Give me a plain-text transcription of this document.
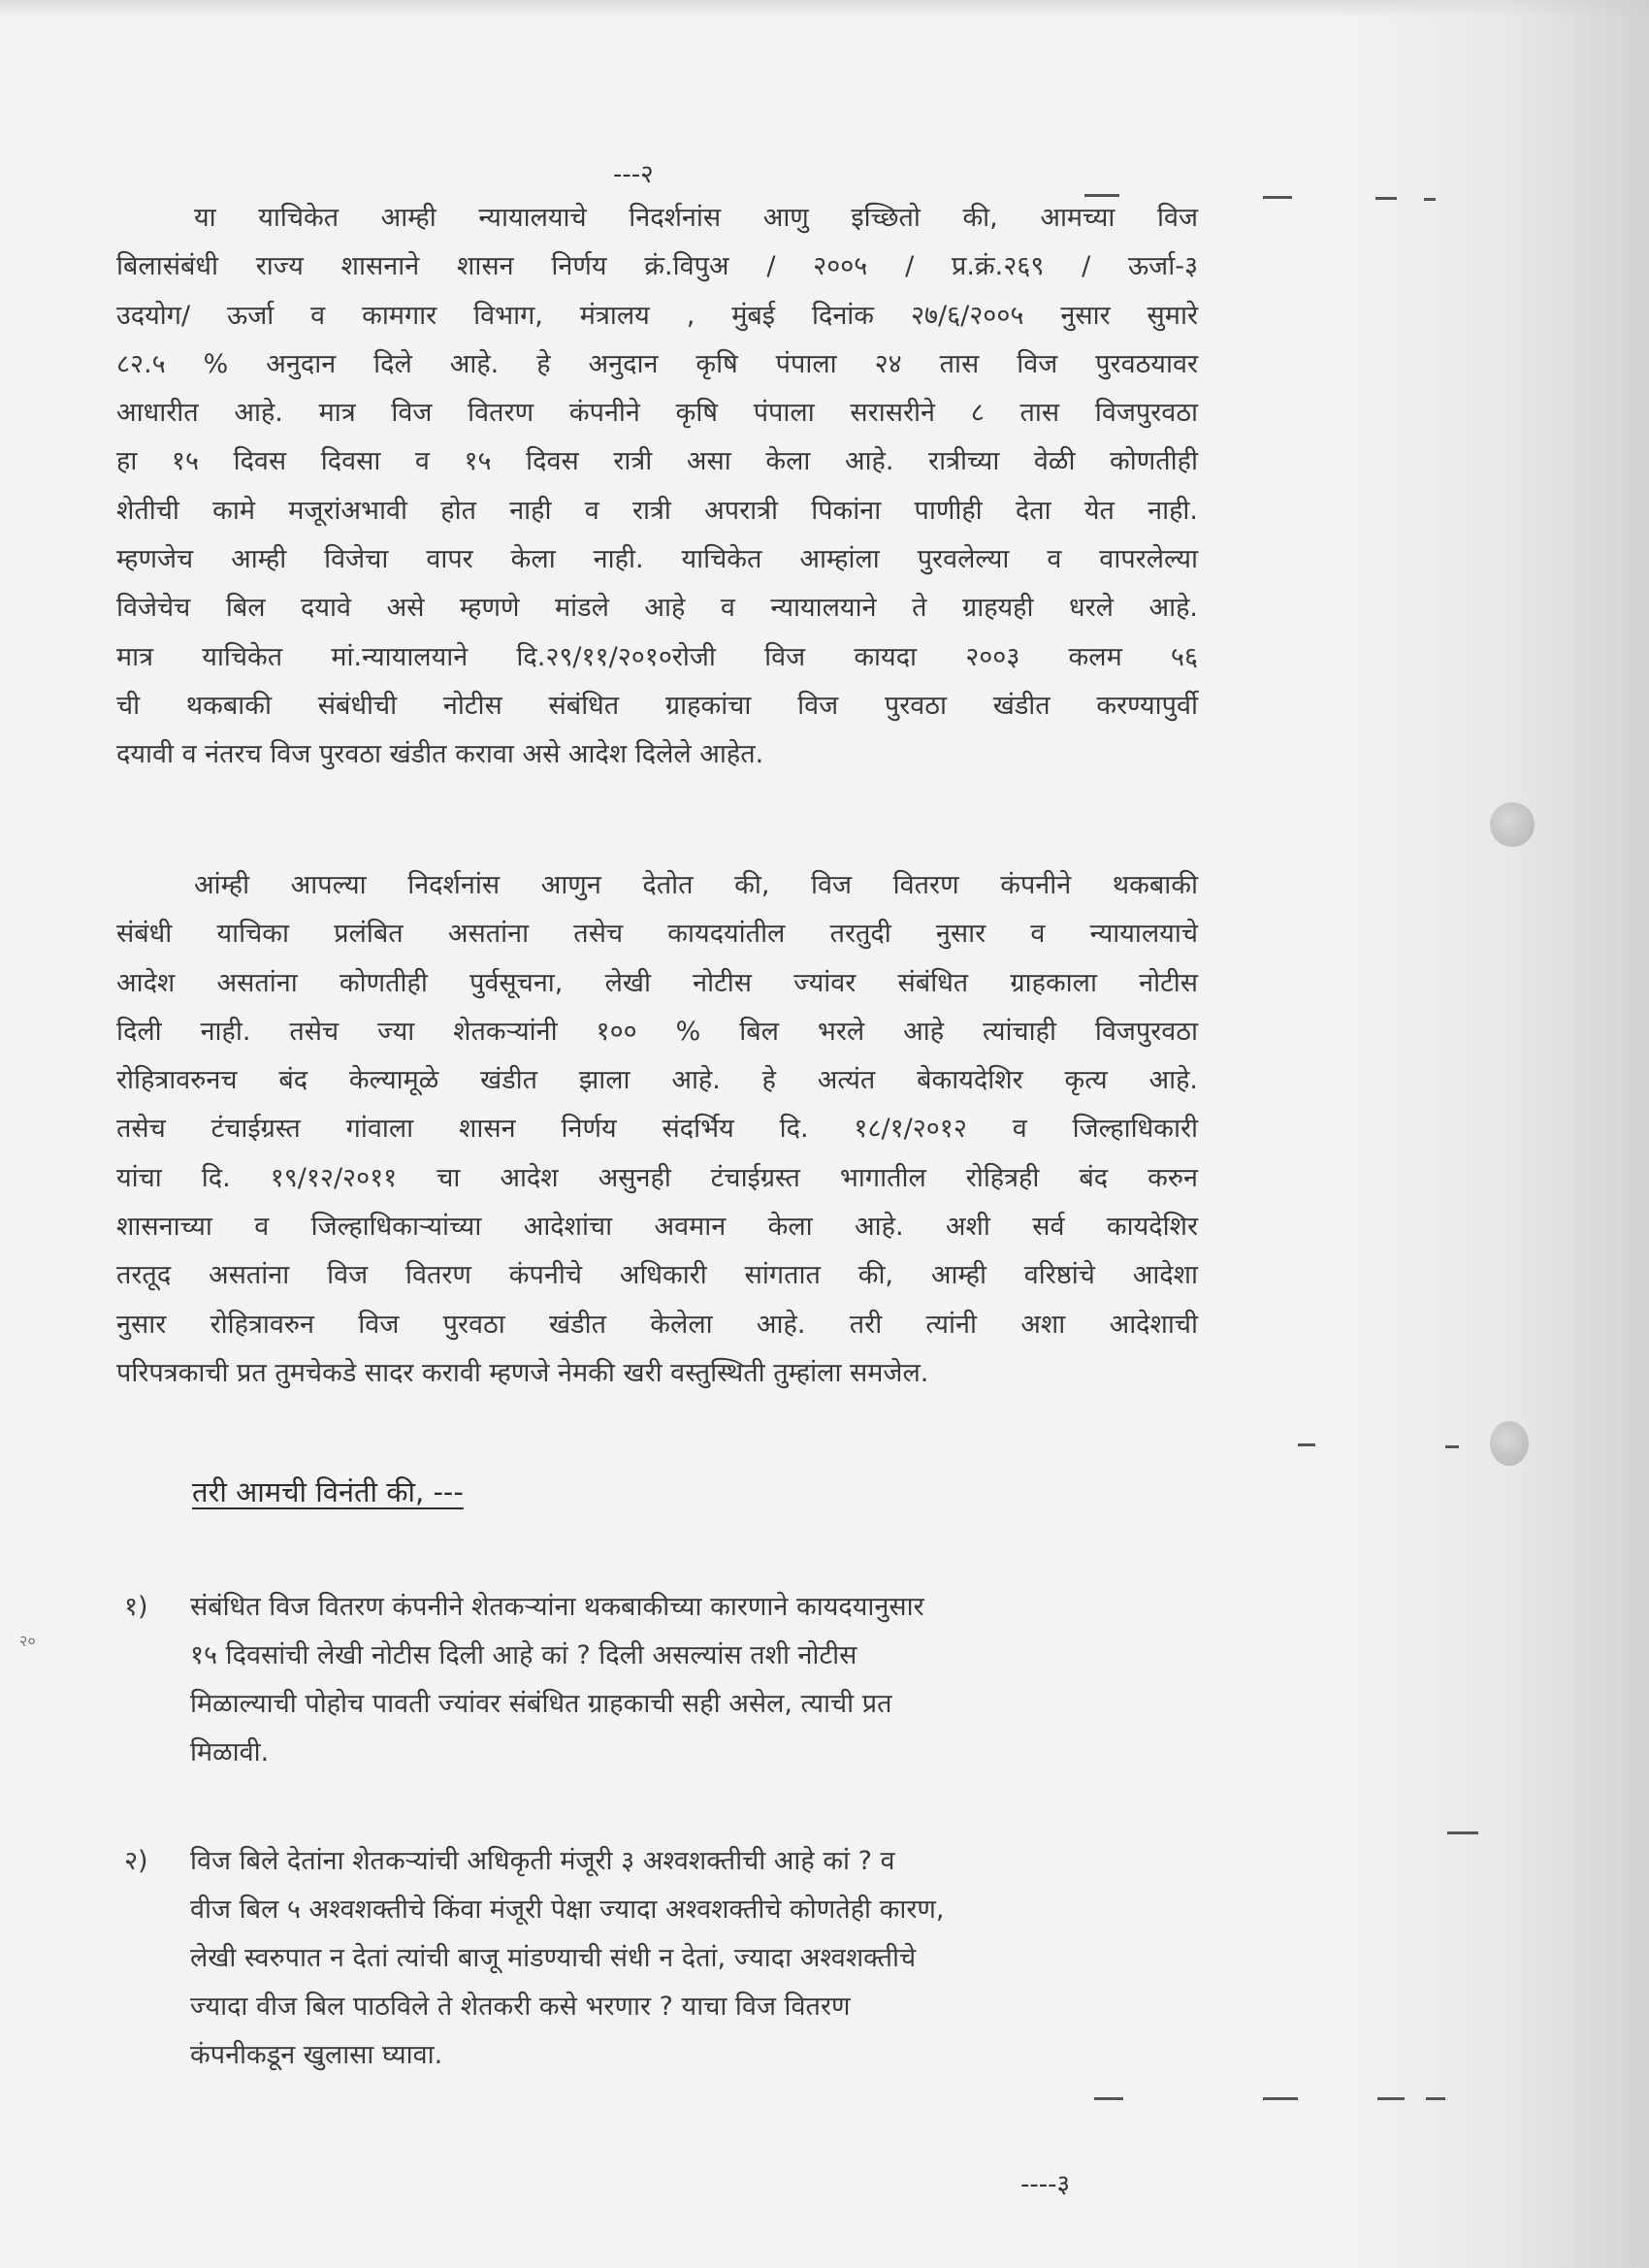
---२
या याचिकेत आम्ही न्यायालयाचे निदर्शनांस आणु इच्छितो की, आमच्या विज
बिलासंबंधी राज्य शासनाने शासन निर्णय क्रं.विपुअ / २००५ / प्र.क्रं.२६९ / ऊर्जा-३
उदयोग/ ऊर्जा व कामगार विभाग, मंत्रालय , मुंबई दिनांक २७/६/२००५ नुसार सुमारे
८२.५ % अनुदान दिले आहे. हे अनुदान कृषि पंपाला २४ तास विज पुरवठयावर
आधारीत आहे. मात्र विज वितरण कंपनीने कृषि पंपाला सरासरीने ८ तास विजपुरवठा
हा १५ दिवस दिवसा व १५ दिवस रात्री असा केला आहे. रात्रीच्या वेळी कोणतीही
शेतीची कामे मजूरांअभावी होत नाही व रात्री अपरात्री पिकांना पाणीही देता येत नाही.
म्हणजेच आम्ही विजेचा वापर केला नाही. याचिकेत आम्हांला पुरवलेल्या व वापरलेल्या
विजेचेच बिल दयावे असे म्हणणे मांडले आहे व न्यायालयाने ते ग्राहयही धरले आहे.
मात्र याचिकेत मां.न्यायालयाने दि.२९/११/२०१०रोजी विज कायदा २००३ कलम ५६
ची थकबाकी संबंधीची नोटीस संबंधित ग्राहकांचा विज पुरवठा खंडीत करण्यापुर्वी
दयावी व नंतरच विज पुरवठा खंडीत करावा असे आदेश दिलेले आहेत.
आंम्ही आपल्या निदर्शनांस आणुन देतोत की, विज वितरण कंपनीने थकबाकी
संबंधी याचिका प्रलंबित असतांना तसेच कायदयांतील तरतुदी नुसार व न्यायालयाचे
आदेश असतांना कोणतीही पुर्वसूचना, लेखी नोटीस ज्यांवर संबंधित ग्राहकाला नोटीस
दिली नाही. तसेच ज्या शेतकऱ्यांनी १०० % बिल भरले आहे त्यांचाही विजपुरवठा
रोहित्रावरुनच बंद केल्यामूळे खंडीत झाला आहे. हे अत्यंत बेकायदेशिर कृत्य आहे.
तसेच टंचाईग्रस्त गांवाला शासन निर्णय संदर्भिय दि. १८/१/२०१२ व जिल्हाधिकारी
यांचा दि. १९/१२/२०११ चा आदेश असुनही टंचाईग्रस्त भागातील रोहित्रही बंद करुन
शासनाच्या व जिल्हाधिकाऱ्यांच्या आदेशांचा अवमान केला आहे. अशी सर्व कायदेशिर
तरतूद असतांना विज वितरण कंपनीचे अधिकारी सांगतात की, आम्ही वरिष्ठांचे आदेशा
नुसार रोहित्रावरुन विज पुरवठा खंडीत केलेला आहे. तरी त्यांनी अशा आदेशाची
परिपत्रकाची प्रत तुमचेकडे सादर करावी म्हणजे नेमकी खरी वस्तुस्थिती तुम्हांला समजेल.
तरी आमची विनंती की, ---
२०
१) संबंधित विज वितरण कंपनीने शेतकऱ्यांना थकबाकीच्या कारणाने कायदयानुसार
१५ दिवसांची लेखी नोटीस दिली आहे कां ? दिली असल्यांस तशी नोटीस
मिळाल्याची पोहोच पावती ज्यांवर संबंधित ग्राहकाची सही असेल, त्याची प्रत
मिळावी.
२) विज बिले देतांना शेतकऱ्यांची अधिकृती मंजूरी ३ अश्वशक्तीची आहे कां ? व
वीज बिल ५ अश्वशक्तीचे किंवा मंजूरी पेक्षा ज्यादा अश्वशक्तीचे कोणतेही कारण,
लेखी स्वरुपात न देतां त्यांची बाजू मांडण्याची संधी न देतां, ज्यादा अश्वशक्तीचे
ज्यादा वीज बिल पाठविले ते शेतकरी कसे भरणार ? याचा विज वितरण
कंपनीकडून खुलासा घ्यावा.
----३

Your objective:
Transcribe the material exactly, and leave out whatever pictures it holds.

Response for this exercise:
Give me a plain-text transcription of this document.
---२
या याचिकेत आम्ही न्यायालयाचे निदर्शनांस आणु इच्छितो की, आमच्या विज
बिलासंबंधी राज्य शासनाने शासन निर्णय क्रं.विपुअ / २००५ / प्र.क्रं.२६९ / ऊर्जा-३
उदयोग/ ऊर्जा व कामगार विभाग, मंत्रालय , मुंबई दिनांक २७/६/२००५ नुसार सुमारे
८२.५ % अनुदान दिले आहे. हे अनुदान कृषि पंपाला २४ तास विज पुरवठयावर
आधारीत आहे. मात्र विज वितरण कंपनीने कृषि पंपाला सरासरीने ८ तास विजपुरवठा
हा १५ दिवस दिवसा व १५ दिवस रात्री असा केला आहे. रात्रीच्या वेळी कोणतीही
शेतीची कामे मजूरांअभावी होत नाही व रात्री अपरात्री पिकांना पाणीही देता येत नाही.
म्हणजेच आम्ही विजेचा वापर केला नाही. याचिकेत आम्हांला पुरवलेल्या व वापरलेल्या
विजेचेच बिल दयावे असे म्हणणे मांडले आहे व न्यायालयाने ते ग्राहयही धरले आहे.
मात्र याचिकेत मां.न्यायालयाने दि.२९/११/२०१०रोजी विज कायदा २००३ कलम ५६
ची थकबाकी संबंधीची नोटीस संबंधित ग्राहकांचा विज पुरवठा खंडीत करण्यापुर्वी
दयावी व नंतरच विज पुरवठा खंडीत करावा असे आदेश दिलेले आहेत.
आंम्ही आपल्या निदर्शनांस आणुन देतोत की, विज वितरण कंपनीने थकबाकी
संबंधी याचिका प्रलंबित असतांना तसेच कायदयांतील तरतुदी नुसार व न्यायालयाचे
आदेश असतांना कोणतीही पुर्वसूचना, लेखी नोटीस ज्यांवर संबंधित ग्राहकाला नोटीस
दिली नाही. तसेच ज्या शेतकऱ्यांनी १०० % बिल भरले आहे त्यांचाही विजपुरवठा
रोहित्रावरुनच बंद केल्यामूळे खंडीत झाला आहे. हे अत्यंत बेकायदेशिर कृत्य आहे.
तसेच टंचाईग्रस्त गांवाला शासन निर्णय संदर्भिय दि. १८/१/२०१२ व जिल्हाधिकारी
यांचा दि. १९/१२/२०११ चा आदेश असुनही टंचाईग्रस्त भागातील रोहित्रही बंद करुन
शासनाच्या व जिल्हाधिकाऱ्यांच्या आदेशांचा अवमान केला आहे. अशी सर्व कायदेशिर
तरतूद असतांना विज वितरण कंपनीचे अधिकारी सांगतात की, आम्ही वरिष्ठांचे आदेशा
नुसार रोहित्रावरुन विज पुरवठा खंडीत केलेला आहे. तरी त्यांनी अशा आदेशाची
परिपत्रकाची प्रत तुमचेकडे सादर करावी म्हणजे नेमकी खरी वस्तुस्थिती तुम्हांला समजेल.
तरी आमची विनंती की, ---
२०
१) संबंधित विज वितरण कंपनीने शेतकऱ्यांना थकबाकीच्या कारणाने कायदयानुसार
१५ दिवसांची लेखी नोटीस दिली आहे कां ? दिली असल्यांस तशी नोटीस
मिळाल्याची पोहोच पावती ज्यांवर संबंधित ग्राहकाची सही असेल, त्याची प्रत
मिळावी.
२) विज बिले देतांना शेतकऱ्यांची अधिकृती मंजूरी ३ अश्वशक्तीची आहे कां ? व
वीज बिल ५ अश्वशक्तीचे किंवा मंजूरी पेक्षा ज्यादा अश्वशक्तीचे कोणतेही कारण,
लेखी स्वरुपात न देतां त्यांची बाजू मांडण्याची संधी न देतां, ज्यादा अश्वशक्तीचे
ज्यादा वीज बिल पाठविले ते शेतकरी कसे भरणार ? याचा विज वितरण
कंपनीकडून खुलासा घ्यावा.
----३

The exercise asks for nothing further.